(Extracts from a graphics dataset)

========

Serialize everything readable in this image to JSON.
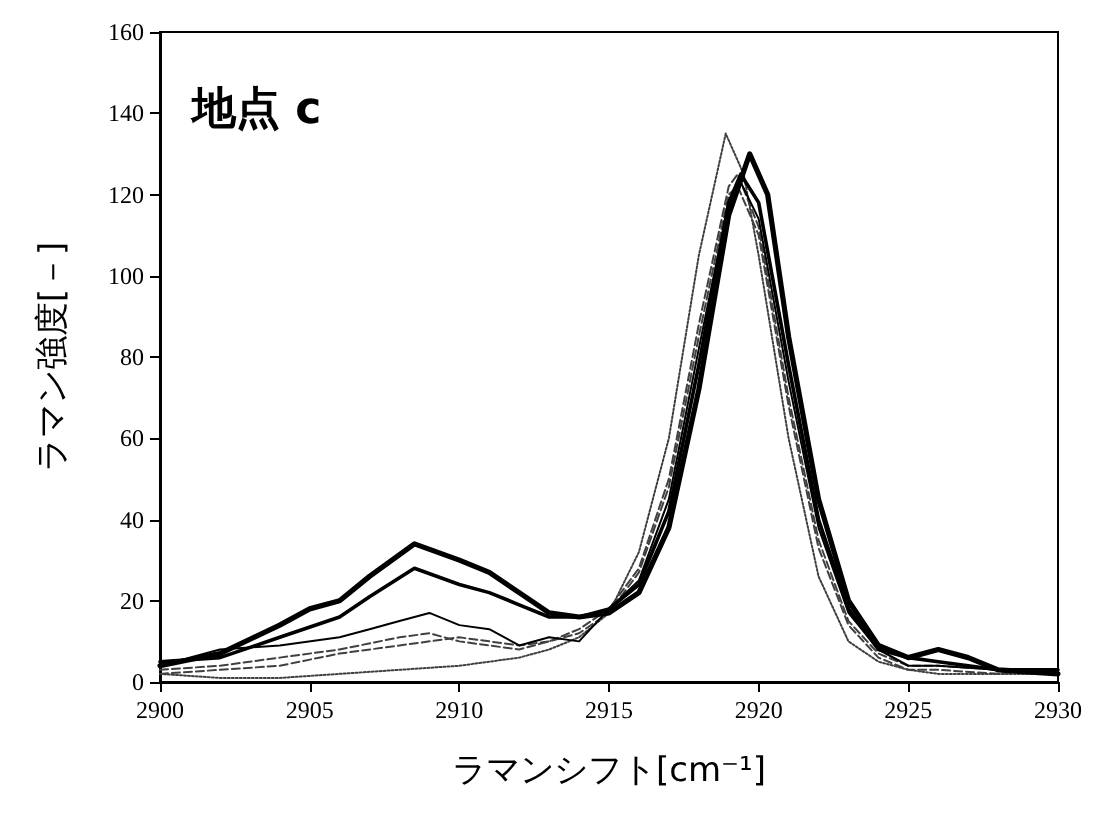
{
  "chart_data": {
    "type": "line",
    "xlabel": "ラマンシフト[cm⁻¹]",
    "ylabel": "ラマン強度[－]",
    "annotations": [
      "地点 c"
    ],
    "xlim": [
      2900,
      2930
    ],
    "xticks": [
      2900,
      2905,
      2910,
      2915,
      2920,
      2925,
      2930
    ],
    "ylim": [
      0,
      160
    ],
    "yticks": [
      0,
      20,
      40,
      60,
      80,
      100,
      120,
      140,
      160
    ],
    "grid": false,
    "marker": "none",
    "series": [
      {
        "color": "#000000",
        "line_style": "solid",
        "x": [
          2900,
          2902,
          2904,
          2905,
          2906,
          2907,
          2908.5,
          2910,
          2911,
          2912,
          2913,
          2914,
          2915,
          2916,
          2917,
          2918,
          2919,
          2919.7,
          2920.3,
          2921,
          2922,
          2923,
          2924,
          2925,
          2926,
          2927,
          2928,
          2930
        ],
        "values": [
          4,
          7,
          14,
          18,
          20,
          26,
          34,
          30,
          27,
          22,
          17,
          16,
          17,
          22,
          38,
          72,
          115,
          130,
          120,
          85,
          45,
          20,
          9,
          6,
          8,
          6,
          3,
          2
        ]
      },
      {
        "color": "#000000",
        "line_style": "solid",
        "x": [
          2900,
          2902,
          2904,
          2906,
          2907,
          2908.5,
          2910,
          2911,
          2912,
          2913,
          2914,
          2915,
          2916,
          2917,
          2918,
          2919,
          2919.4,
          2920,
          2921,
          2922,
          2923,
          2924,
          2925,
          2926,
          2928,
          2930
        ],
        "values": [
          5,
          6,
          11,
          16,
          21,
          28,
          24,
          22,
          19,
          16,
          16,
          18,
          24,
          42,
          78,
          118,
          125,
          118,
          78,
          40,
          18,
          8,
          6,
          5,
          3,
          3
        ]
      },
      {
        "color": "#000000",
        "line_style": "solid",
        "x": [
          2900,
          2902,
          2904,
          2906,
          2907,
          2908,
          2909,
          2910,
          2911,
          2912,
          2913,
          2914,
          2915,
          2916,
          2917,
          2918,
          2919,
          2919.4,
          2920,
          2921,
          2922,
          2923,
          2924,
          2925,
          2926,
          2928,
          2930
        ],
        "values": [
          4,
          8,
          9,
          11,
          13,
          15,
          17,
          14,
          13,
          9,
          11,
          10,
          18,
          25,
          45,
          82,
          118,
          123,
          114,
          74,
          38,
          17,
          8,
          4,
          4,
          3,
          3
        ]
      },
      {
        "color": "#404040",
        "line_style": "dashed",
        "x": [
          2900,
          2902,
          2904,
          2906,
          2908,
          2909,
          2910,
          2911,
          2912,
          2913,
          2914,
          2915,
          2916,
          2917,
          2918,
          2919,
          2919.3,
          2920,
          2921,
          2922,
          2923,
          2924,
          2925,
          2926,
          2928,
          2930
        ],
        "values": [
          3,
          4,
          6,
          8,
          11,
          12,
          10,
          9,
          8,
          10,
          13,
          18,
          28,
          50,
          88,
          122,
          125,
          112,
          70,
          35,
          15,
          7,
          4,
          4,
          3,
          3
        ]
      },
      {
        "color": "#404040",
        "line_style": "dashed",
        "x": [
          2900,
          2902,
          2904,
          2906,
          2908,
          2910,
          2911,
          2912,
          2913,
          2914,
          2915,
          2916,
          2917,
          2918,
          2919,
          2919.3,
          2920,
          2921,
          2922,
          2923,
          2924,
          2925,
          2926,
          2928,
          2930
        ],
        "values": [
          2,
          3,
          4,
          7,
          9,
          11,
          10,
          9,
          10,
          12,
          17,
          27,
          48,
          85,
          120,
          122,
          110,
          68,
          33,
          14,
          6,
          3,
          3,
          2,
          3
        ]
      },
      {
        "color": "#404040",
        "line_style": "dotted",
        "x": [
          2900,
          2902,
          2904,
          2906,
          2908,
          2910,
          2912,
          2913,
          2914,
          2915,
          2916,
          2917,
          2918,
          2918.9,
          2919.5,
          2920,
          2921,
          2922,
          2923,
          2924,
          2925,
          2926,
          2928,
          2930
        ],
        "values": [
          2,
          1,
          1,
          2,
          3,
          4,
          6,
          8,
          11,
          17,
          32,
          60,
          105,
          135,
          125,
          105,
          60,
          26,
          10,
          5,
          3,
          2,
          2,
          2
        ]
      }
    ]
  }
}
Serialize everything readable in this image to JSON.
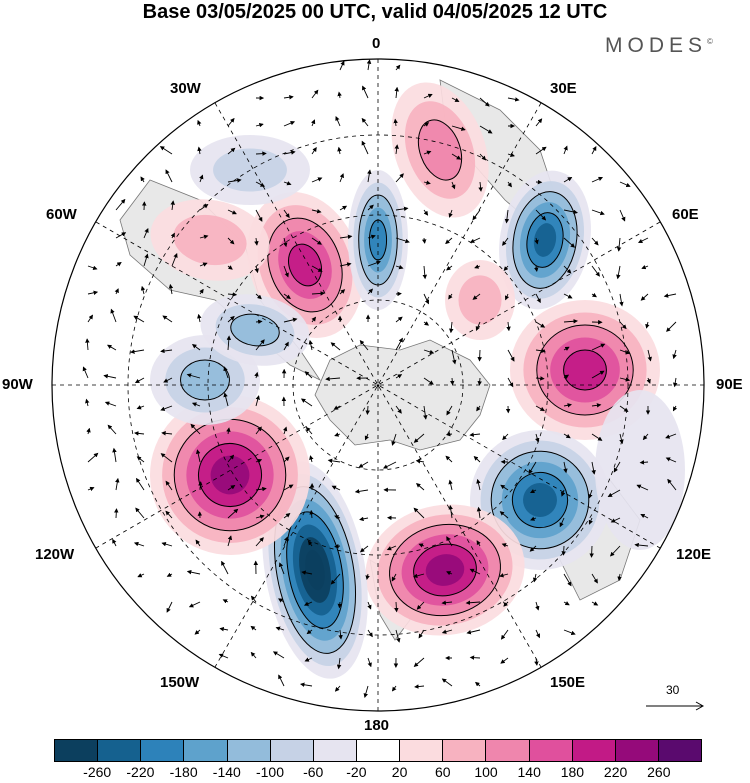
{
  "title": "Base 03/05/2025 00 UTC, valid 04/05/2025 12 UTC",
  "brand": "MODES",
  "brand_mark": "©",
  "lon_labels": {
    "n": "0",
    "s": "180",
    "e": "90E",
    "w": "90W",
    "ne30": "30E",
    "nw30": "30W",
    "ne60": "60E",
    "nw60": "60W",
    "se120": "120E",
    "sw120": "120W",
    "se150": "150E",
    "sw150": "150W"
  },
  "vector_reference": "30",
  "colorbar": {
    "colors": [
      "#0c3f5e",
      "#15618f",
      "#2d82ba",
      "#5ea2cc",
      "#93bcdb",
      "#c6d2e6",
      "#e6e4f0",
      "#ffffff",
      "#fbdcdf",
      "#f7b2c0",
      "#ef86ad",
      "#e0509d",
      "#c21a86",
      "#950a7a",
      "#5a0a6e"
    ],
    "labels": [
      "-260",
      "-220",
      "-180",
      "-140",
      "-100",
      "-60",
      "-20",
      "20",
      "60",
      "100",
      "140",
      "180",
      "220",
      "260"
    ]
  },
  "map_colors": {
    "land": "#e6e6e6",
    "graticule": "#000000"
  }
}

========

TASK STATEMENT: Take the records above and transcribe them exactly, dropping every picture.

OUTPUT FOR THIS TASK:
Serialize everything readable in this image to JSON.
{
  "chart_data": {
    "type": "line",
    "xlabel": "ラマンシフト[cm⁻¹]",
    "ylabel": "ラマン強度[－]",
    "annotations": [
      "地点 c"
    ],
    "xlim": [
      2900,
      2930
    ],
    "xticks": [
      2900,
      2905,
      2910,
      2915,
      2920,
      2925,
      2930
    ],
    "ylim": [
      0,
      160
    ],
    "yticks": [
      0,
      20,
      40,
      60,
      80,
      100,
      120,
      140,
      160
    ],
    "grid": false,
    "marker": "none",
    "series": [
      {
        "color": "#000000",
        "line_style": "solid",
        "x": [
          2900,
          2902,
          2904,
          2905,
          2906,
          2907,
          2908.5,
          2910,
          2911,
          2912,
          2913,
          2914,
          2915,
          2916,
          2917,
          2918,
          2919,
          2919.7,
          2920.3,
          2921,
          2922,
          2923,
          2924,
          2925,
          2926,
          2927,
          2928,
          2930
        ],
        "values": [
          4,
          7,
          14,
          18,
          20,
          26,
          34,
          30,
          27,
          22,
          17,
          16,
          17,
          22,
          38,
          72,
          115,
          130,
          120,
          85,
          45,
          20,
          9,
          6,
          8,
          6,
          3,
          2
        ]
      },
      {
        "color": "#000000",
        "line_style": "solid",
        "x": [
          2900,
          2902,
          2904,
          2906,
          2907,
          2908.5,
          2910,
          2911,
          2912,
          2913,
          2914,
          2915,
          2916,
          2917,
          2918,
          2919,
          2919.4,
          2920,
          2921,
          2922,
          2923,
          2924,
          2925,
          2926,
          2928,
          2930
        ],
        "values": [
          5,
          6,
          11,
          16,
          21,
          28,
          24,
          22,
          19,
          16,
          16,
          18,
          24,
          42,
          78,
          118,
          125,
          118,
          78,
          40,
          18,
          8,
          6,
          5,
          3,
          3
        ]
      },
      {
        "color": "#000000",
        "line_style": "solid",
        "x": [
          2900,
          2902,
          2904,
          2906,
          2907,
          2908,
          2909,
          2910,
          2911,
          2912,
          2913,
          2914,
          2915,
          2916,
          2917,
          2918,
          2919,
          2919.4,
          2920,
          2921,
          2922,
          2923,
          2924,
          2925,
          2926,
          2928,
          2930
        ],
        "values": [
          4,
          8,
          9,
          11,
          13,
          15,
          17,
          14,
          13,
          9,
          11,
          10,
          18,
          25,
          45,
          82,
          118,
          123,
          114,
          74,
          38,
          17,
          8,
          4,
          4,
          3,
          3
        ]
      },
      {
        "color": "#404040",
        "line_style": "dashed",
        "x": [
          2900,
          2902,
          2904,
          2906,
          2908,
          2909,
          2910,
          2911,
          2912,
          2913,
          2914,
          2915,
          2916,
          2917,
          2918,
          2919,
          2919.3,
          2920,
          2921,
          2922,
          2923,
          2924,
          2925,
          2926,
          2928,
          2930
        ],
        "values": [
          3,
          4,
          6,
          8,
          11,
          12,
          10,
          9,
          8,
          10,
          13,
          18,
          28,
          50,
          88,
          122,
          125,
          112,
          70,
          35,
          15,
          7,
          4,
          4,
          3,
          3
        ]
      },
      {
        "color": "#404040",
        "line_style": "dashed",
        "x": [
          2900,
          2902,
          2904,
          2906,
          2908,
          2910,
          2911,
          2912,
          2913,
          2914,
          2915,
          2916,
          2917,
          2918,
          2919,
          2919.3,
          2920,
          2921,
          2922,
          2923,
          2924,
          2925,
          2926,
          2928,
          2930
        ],
        "values": [
          2,
          3,
          4,
          7,
          9,
          11,
          10,
          9,
          10,
          12,
          17,
          27,
          48,
          85,
          120,
          122,
          110,
          68,
          33,
          14,
          6,
          3,
          3,
          2,
          3
        ]
      },
      {
        "color": "#404040",
        "line_style": "dotted",
        "x": [
          2900,
          2902,
          2904,
          2906,
          2908,
          2910,
          2912,
          2913,
          2914,
          2915,
          2916,
          2917,
          2918,
          2918.9,
          2919.5,
          2920,
          2921,
          2922,
          2923,
          2924,
          2925,
          2926,
          2928,
          2930
        ],
        "values": [
          2,
          1,
          1,
          2,
          3,
          4,
          6,
          8,
          11,
          17,
          32,
          60,
          105,
          135,
          125,
          105,
          60,
          26,
          10,
          5,
          3,
          2,
          2,
          2
        ]
      }
    ]
  }
}
Serialize everything readable in this image to JSON.
{
  "title": "Base 03/05/2025 00 UTC, valid 04/05/2025 12 UTC",
  "brand": "MODES",
  "brand_mark": "©",
  "lon_labels": {
    "n": "0",
    "s": "180",
    "e": "90E",
    "w": "90W",
    "ne30": "30E",
    "nw30": "30W",
    "ne60": "60E",
    "nw60": "60W",
    "se120": "120E",
    "sw120": "120W",
    "se150": "150E",
    "sw150": "150W"
  },
  "vector_reference": "30",
  "colorbar": {
    "colors": [
      "#0c3f5e",
      "#15618f",
      "#2d82ba",
      "#5ea2cc",
      "#93bcdb",
      "#c6d2e6",
      "#e6e4f0",
      "#ffffff",
      "#fbdcdf",
      "#f7b2c0",
      "#ef86ad",
      "#e0509d",
      "#c21a86",
      "#950a7a",
      "#5a0a6e"
    ],
    "labels": [
      "-260",
      "-220",
      "-180",
      "-140",
      "-100",
      "-60",
      "-20",
      "20",
      "60",
      "100",
      "140",
      "180",
      "220",
      "260"
    ]
  },
  "map_colors": {
    "land": "#e6e6e6",
    "graticule": "#000000"
  }
}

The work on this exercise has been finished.